Requirements —
Your task is to locate every line holding the string "CLOSCĂ" and to copy each of them.
— start of Record set —
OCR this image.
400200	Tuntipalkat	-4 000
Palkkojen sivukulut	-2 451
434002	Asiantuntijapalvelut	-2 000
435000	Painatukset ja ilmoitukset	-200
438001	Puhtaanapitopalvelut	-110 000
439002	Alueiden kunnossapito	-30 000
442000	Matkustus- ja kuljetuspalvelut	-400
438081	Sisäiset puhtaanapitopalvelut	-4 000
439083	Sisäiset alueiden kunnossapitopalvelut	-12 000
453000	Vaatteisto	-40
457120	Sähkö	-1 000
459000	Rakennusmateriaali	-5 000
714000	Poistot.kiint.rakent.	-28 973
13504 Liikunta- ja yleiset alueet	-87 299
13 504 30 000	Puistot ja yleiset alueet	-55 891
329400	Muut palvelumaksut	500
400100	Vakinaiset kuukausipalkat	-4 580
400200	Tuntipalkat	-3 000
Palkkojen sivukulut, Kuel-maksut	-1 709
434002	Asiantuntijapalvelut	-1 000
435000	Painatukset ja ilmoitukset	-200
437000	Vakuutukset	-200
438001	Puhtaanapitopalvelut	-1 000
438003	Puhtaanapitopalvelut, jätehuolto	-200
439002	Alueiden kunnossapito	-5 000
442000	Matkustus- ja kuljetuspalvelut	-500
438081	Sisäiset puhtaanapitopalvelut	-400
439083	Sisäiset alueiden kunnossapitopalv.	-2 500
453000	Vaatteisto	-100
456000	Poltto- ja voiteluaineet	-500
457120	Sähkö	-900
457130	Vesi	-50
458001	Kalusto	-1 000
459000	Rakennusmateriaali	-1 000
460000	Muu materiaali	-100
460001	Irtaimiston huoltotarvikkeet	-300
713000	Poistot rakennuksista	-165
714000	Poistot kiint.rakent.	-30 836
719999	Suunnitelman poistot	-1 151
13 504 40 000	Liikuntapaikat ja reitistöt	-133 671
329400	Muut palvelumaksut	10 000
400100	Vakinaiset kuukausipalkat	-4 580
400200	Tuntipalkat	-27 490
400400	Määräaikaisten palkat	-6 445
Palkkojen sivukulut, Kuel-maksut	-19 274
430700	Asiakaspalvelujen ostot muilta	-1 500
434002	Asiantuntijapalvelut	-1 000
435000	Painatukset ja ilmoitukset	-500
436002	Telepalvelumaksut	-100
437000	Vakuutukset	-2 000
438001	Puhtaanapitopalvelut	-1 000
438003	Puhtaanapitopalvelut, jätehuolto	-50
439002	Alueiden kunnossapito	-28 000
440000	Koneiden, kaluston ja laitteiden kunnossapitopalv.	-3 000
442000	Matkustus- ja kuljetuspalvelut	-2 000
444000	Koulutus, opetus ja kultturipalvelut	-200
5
— end of Record set —
— start of Record set —
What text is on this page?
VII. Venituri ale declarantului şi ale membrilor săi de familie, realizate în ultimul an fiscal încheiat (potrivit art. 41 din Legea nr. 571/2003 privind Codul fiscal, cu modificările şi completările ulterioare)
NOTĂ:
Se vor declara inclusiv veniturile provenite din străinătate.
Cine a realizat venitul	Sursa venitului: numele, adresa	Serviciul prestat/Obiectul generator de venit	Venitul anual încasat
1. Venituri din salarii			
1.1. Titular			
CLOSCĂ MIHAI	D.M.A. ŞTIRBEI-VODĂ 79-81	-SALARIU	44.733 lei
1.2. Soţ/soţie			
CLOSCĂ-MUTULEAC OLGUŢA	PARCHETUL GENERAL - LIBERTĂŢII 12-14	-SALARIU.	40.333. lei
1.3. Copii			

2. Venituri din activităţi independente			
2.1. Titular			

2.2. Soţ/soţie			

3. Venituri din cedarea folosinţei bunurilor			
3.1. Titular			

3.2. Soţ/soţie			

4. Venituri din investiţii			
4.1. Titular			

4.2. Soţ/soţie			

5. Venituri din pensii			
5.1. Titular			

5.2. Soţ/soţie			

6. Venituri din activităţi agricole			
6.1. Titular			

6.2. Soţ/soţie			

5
— end of Record set —
Output of the exercise —
CLOSCĂ MIHAI	D.M.A. ŞTIRBEI-VODĂ 79-81	-SALARIU	44.733 lei
CLOSCĂ-MUTULEAC OLGUŢA	PARCHETUL GENERAL - LIBERTĂŢII 12-14	-SALARIU.	40.333. lei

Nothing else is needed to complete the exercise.